**Your objective:** Repeat all the material exactly; pictures stay out of your copy.

[Records from a collection of figures]
══════
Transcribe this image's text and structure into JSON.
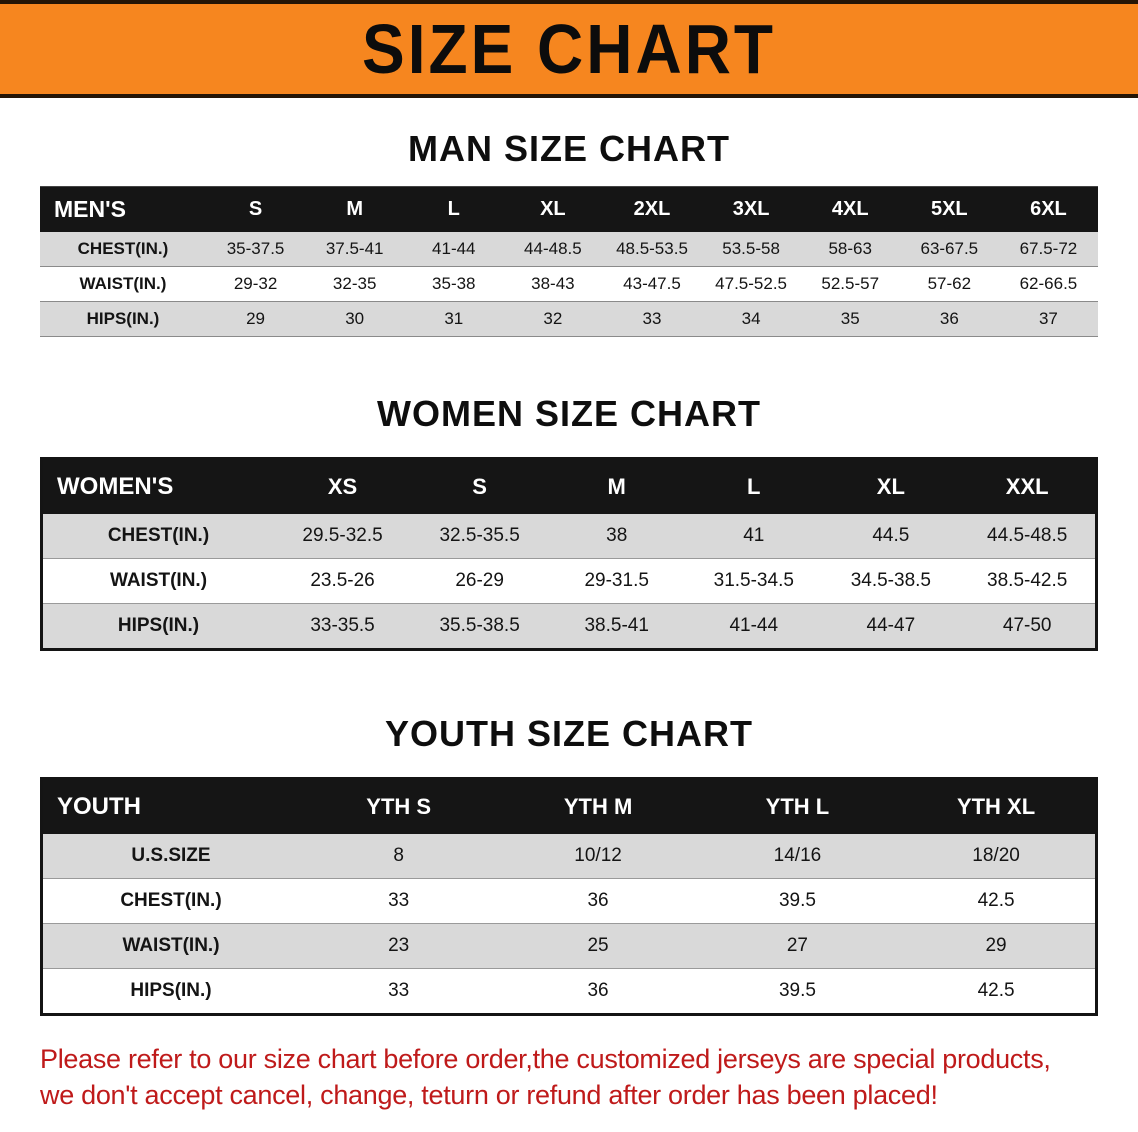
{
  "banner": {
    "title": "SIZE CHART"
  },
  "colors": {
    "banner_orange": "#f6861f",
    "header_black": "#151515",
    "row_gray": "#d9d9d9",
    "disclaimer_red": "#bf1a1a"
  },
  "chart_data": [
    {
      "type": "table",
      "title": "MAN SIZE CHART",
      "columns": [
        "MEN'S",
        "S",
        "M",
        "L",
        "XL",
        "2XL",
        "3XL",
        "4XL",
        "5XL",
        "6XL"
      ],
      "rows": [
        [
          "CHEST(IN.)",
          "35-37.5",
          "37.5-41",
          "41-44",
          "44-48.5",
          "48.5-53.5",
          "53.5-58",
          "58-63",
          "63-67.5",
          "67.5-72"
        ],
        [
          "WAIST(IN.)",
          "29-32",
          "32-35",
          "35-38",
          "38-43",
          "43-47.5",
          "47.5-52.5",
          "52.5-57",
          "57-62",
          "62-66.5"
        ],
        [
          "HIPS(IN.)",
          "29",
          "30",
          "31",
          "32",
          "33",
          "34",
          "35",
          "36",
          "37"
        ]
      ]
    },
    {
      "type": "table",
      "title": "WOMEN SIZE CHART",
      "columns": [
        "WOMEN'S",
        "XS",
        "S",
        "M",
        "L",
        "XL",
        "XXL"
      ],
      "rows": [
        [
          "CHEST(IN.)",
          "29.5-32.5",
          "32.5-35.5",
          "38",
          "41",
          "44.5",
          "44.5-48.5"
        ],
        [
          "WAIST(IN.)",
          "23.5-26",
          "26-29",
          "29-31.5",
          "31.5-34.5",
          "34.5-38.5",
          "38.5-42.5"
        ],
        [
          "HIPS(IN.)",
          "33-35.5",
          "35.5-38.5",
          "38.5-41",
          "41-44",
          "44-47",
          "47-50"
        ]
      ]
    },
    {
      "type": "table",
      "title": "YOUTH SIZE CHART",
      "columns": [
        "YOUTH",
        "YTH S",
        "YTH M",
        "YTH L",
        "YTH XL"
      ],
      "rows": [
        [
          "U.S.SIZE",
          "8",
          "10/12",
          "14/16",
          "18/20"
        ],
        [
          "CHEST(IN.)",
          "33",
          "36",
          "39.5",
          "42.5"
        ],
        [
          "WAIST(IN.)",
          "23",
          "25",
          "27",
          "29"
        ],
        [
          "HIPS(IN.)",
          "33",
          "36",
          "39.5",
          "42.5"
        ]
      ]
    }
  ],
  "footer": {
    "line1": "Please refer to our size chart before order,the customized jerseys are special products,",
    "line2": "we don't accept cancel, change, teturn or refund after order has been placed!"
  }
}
══════
**Final answer:**
Transcribe this image's text and structure into JSON.
{
  "banner": {
    "title": "SIZE CHART"
  },
  "colors": {
    "banner_orange": "#f6861f",
    "header_black": "#151515",
    "row_gray": "#d9d9d9",
    "disclaimer_red": "#bf1a1a"
  },
  "chart_data": [
    {
      "type": "table",
      "title": "MAN SIZE CHART",
      "columns": [
        "MEN'S",
        "S",
        "M",
        "L",
        "XL",
        "2XL",
        "3XL",
        "4XL",
        "5XL",
        "6XL"
      ],
      "rows": [
        [
          "CHEST(IN.)",
          "35-37.5",
          "37.5-41",
          "41-44",
          "44-48.5",
          "48.5-53.5",
          "53.5-58",
          "58-63",
          "63-67.5",
          "67.5-72"
        ],
        [
          "WAIST(IN.)",
          "29-32",
          "32-35",
          "35-38",
          "38-43",
          "43-47.5",
          "47.5-52.5",
          "52.5-57",
          "57-62",
          "62-66.5"
        ],
        [
          "HIPS(IN.)",
          "29",
          "30",
          "31",
          "32",
          "33",
          "34",
          "35",
          "36",
          "37"
        ]
      ]
    },
    {
      "type": "table",
      "title": "WOMEN SIZE CHART",
      "columns": [
        "WOMEN'S",
        "XS",
        "S",
        "M",
        "L",
        "XL",
        "XXL"
      ],
      "rows": [
        [
          "CHEST(IN.)",
          "29.5-32.5",
          "32.5-35.5",
          "38",
          "41",
          "44.5",
          "44.5-48.5"
        ],
        [
          "WAIST(IN.)",
          "23.5-26",
          "26-29",
          "29-31.5",
          "31.5-34.5",
          "34.5-38.5",
          "38.5-42.5"
        ],
        [
          "HIPS(IN.)",
          "33-35.5",
          "35.5-38.5",
          "38.5-41",
          "41-44",
          "44-47",
          "47-50"
        ]
      ]
    },
    {
      "type": "table",
      "title": "YOUTH SIZE CHART",
      "columns": [
        "YOUTH",
        "YTH S",
        "YTH M",
        "YTH L",
        "YTH XL"
      ],
      "rows": [
        [
          "U.S.SIZE",
          "8",
          "10/12",
          "14/16",
          "18/20"
        ],
        [
          "CHEST(IN.)",
          "33",
          "36",
          "39.5",
          "42.5"
        ],
        [
          "WAIST(IN.)",
          "23",
          "25",
          "27",
          "29"
        ],
        [
          "HIPS(IN.)",
          "33",
          "36",
          "39.5",
          "42.5"
        ]
      ]
    }
  ],
  "footer": {
    "line1": "Please refer to our size chart before order,the customized jerseys are special products,",
    "line2": "we don't accept cancel, change, teturn or refund after order has been placed!"
  }
}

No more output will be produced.